## Task goal
Output the lines starting at the one containing "Patent image size: (1032, 635)." and ending at the one containing "The multilayer printed board 40 is" as a numbered list, leaving out any blank lines.

## Supplied material
---

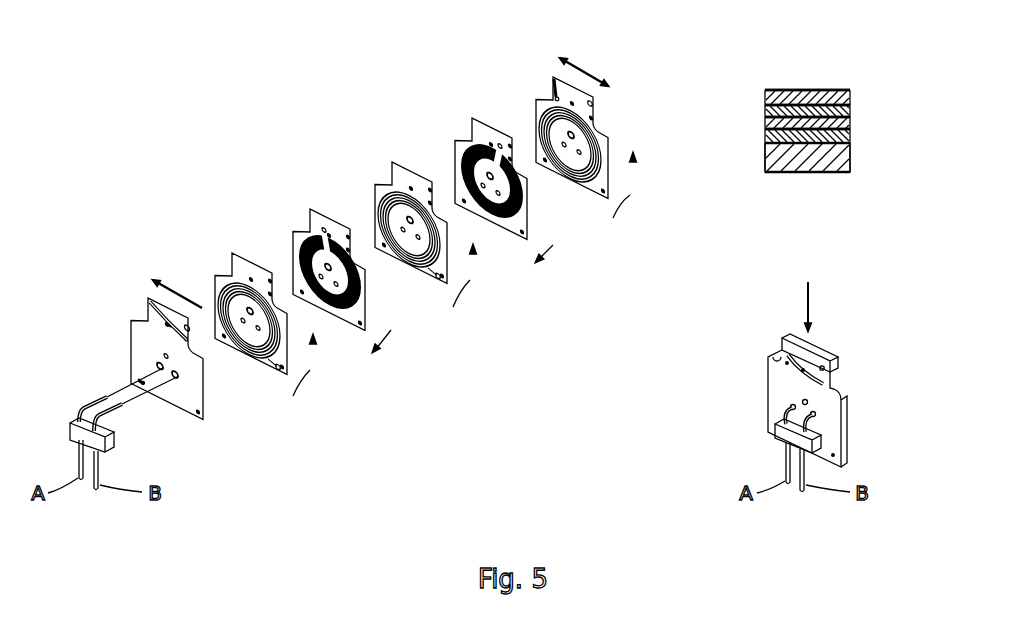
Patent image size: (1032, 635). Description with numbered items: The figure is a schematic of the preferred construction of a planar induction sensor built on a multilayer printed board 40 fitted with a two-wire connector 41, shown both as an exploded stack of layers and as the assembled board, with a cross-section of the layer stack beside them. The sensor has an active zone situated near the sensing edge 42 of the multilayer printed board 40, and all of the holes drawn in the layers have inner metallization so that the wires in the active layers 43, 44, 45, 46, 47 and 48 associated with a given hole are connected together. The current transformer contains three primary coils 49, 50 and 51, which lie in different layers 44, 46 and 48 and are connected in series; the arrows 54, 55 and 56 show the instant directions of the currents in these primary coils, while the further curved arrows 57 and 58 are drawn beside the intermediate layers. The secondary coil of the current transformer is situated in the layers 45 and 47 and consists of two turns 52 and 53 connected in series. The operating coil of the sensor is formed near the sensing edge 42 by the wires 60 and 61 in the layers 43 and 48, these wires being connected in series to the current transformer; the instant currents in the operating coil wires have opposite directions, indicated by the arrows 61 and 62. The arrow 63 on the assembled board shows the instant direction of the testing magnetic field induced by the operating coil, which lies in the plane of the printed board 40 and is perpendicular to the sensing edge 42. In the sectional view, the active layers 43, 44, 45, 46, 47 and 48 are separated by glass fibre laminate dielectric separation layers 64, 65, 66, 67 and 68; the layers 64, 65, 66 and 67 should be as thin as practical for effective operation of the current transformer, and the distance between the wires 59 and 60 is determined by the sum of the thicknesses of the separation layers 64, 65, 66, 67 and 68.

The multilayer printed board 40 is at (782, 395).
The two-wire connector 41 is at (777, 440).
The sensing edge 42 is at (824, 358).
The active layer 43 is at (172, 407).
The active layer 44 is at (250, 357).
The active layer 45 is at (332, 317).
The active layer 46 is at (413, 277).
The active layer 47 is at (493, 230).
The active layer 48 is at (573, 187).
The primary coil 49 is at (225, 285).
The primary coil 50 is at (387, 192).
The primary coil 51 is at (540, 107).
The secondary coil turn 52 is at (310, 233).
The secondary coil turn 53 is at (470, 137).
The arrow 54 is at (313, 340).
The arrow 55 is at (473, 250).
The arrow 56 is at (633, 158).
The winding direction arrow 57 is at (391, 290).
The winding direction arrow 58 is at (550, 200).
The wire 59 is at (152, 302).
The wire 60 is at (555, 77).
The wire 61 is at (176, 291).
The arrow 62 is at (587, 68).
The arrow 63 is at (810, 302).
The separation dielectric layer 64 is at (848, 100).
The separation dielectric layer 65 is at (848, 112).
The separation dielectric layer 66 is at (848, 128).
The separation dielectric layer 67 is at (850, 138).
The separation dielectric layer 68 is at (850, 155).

---

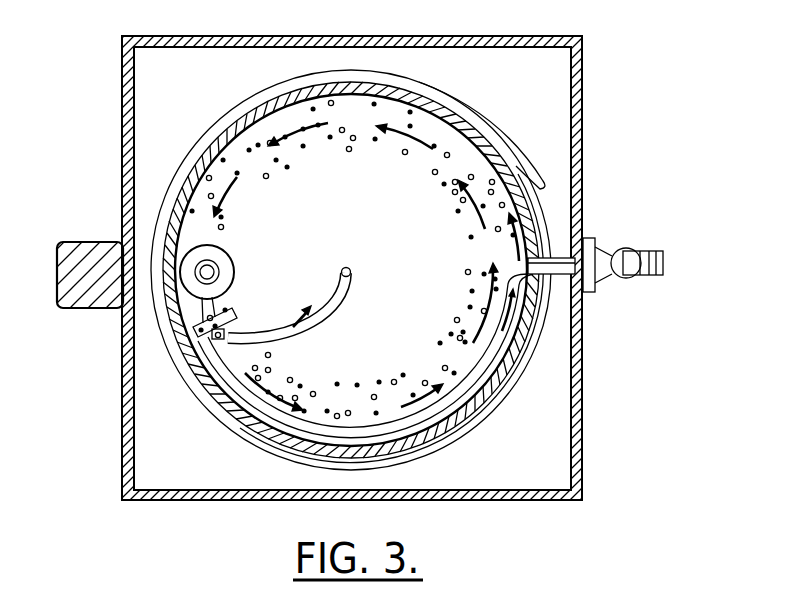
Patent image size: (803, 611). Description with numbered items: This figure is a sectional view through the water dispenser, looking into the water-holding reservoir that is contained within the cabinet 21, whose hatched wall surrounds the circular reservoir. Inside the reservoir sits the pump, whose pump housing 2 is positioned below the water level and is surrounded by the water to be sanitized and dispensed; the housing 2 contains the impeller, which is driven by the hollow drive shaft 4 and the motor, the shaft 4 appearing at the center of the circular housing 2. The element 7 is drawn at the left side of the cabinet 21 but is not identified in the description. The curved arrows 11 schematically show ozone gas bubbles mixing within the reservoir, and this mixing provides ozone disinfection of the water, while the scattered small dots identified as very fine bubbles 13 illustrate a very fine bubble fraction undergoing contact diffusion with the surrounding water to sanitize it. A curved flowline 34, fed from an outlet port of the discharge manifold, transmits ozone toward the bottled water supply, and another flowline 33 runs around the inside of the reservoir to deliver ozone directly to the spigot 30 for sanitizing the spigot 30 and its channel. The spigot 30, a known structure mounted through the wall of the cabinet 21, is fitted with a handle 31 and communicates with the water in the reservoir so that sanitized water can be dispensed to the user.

---

## The answer
1. Patent image size: (1032, 635). Description with numbered items: The figure is a schematic of the preferred construction of a planar induction sensor built on a multilayer printed board 40 fitted with a two-wire connector 41, shown both as an exploded stack of layers and as the assembled board, with a cross-section of the layer stack beside them. The sensor has an active zone situated near the sensing edge 42 of the multilayer printed board 40, and all of the holes drawn in the layers have inner metallization so that the wires in the active layers 43, 44, 45, 46, 47 and 48 associated with a given hole are connected together. The current transformer contains three primary coils 49, 50 and 51, which lie in different layers 44, 46 and 48 and are connected in series; the arrows 54, 55 and 56 show the instant directions of the currents in these primary coils, while the further curved arrows 57 and 58 are drawn beside the intermediate layers. The secondary coil of the current transformer is situated in the layers 45 and 47 and consists of two turns 52 and 53 connected in series. The operating coil of the sensor is formed near the sensing edge 42 by the wires 60 and 61 in the layers 43 and 48, these wires being connected in series to the current transformer; the instant currents in the operating coil wires have opposite directions, indicated by the arrows 61 and 62. The arrow 63 on the assembled board shows the instant direction of the testing magnetic field induced by the operating coil, which lies in the plane of the printed board 40 and is perpendicular to the sensing edge 42. In the sectional view, the active layers 43, 44, 45, 46, 47 and 48 are separated by glass fibre laminate dielectric separation layers 64, 65, 66, 67 and 68; the layers 64, 65, 66 and 67 should be as thin as practical for effective operation of the current transformer, and the distance between the wires 59 and 60 is determined by the sum of the thicknesses of the separation layers 64, 65, 66, 67 and 68.
2. The multilayer printed board 40 is at (782, 395).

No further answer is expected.